Quote the records that follow in full, leaving the pictures out.

------------------------------------------------------------------------

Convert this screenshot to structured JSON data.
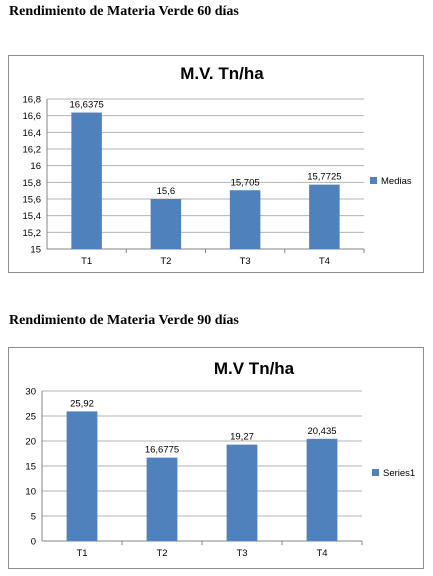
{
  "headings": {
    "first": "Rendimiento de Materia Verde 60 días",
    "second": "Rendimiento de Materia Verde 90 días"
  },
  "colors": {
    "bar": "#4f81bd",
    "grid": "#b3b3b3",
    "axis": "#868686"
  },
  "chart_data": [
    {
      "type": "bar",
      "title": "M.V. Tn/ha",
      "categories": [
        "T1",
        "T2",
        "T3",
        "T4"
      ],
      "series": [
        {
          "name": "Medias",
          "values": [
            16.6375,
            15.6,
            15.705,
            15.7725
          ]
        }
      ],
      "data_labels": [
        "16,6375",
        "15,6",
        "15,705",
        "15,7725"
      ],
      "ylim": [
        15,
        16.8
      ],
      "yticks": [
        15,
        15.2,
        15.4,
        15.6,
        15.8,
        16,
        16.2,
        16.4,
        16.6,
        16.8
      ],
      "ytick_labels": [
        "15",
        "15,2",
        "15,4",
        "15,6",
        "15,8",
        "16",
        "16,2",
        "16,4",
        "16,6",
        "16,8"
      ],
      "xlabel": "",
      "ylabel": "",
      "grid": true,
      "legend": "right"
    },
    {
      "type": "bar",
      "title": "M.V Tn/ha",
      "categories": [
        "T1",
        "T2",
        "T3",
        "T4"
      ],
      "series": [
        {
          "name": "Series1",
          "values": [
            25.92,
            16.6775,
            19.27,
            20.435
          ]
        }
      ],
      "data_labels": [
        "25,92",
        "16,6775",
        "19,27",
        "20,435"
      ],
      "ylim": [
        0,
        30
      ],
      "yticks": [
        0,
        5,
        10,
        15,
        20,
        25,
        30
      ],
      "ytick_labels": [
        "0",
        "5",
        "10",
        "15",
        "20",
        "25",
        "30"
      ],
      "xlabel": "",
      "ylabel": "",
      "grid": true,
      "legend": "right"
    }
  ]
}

------------------------------------------------------------------------

▶ OUTPUT FOR THIS EXERCISE:
Convert this screenshot to structured JSON data.
{
  "headings": {
    "first": "Rendimiento de Materia Verde 60 días",
    "second": "Rendimiento de Materia Verde 90 días"
  },
  "colors": {
    "bar": "#4f81bd",
    "grid": "#b3b3b3",
    "axis": "#868686"
  },
  "chart_data": [
    {
      "type": "bar",
      "title": "M.V. Tn/ha",
      "categories": [
        "T1",
        "T2",
        "T3",
        "T4"
      ],
      "series": [
        {
          "name": "Medias",
          "values": [
            16.6375,
            15.6,
            15.705,
            15.7725
          ]
        }
      ],
      "data_labels": [
        "16,6375",
        "15,6",
        "15,705",
        "15,7725"
      ],
      "ylim": [
        15,
        16.8
      ],
      "yticks": [
        15,
        15.2,
        15.4,
        15.6,
        15.8,
        16,
        16.2,
        16.4,
        16.6,
        16.8
      ],
      "ytick_labels": [
        "15",
        "15,2",
        "15,4",
        "15,6",
        "15,8",
        "16",
        "16,2",
        "16,4",
        "16,6",
        "16,8"
      ],
      "xlabel": "",
      "ylabel": "",
      "grid": true,
      "legend": "right"
    },
    {
      "type": "bar",
      "title": "M.V Tn/ha",
      "categories": [
        "T1",
        "T2",
        "T3",
        "T4"
      ],
      "series": [
        {
          "name": "Series1",
          "values": [
            25.92,
            16.6775,
            19.27,
            20.435
          ]
        }
      ],
      "data_labels": [
        "25,92",
        "16,6775",
        "19,27",
        "20,435"
      ],
      "ylim": [
        0,
        30
      ],
      "yticks": [
        0,
        5,
        10,
        15,
        20,
        25,
        30
      ],
      "ytick_labels": [
        "0",
        "5",
        "10",
        "15",
        "20",
        "25",
        "30"
      ],
      "xlabel": "",
      "ylabel": "",
      "grid": true,
      "legend": "right"
    }
  ]
}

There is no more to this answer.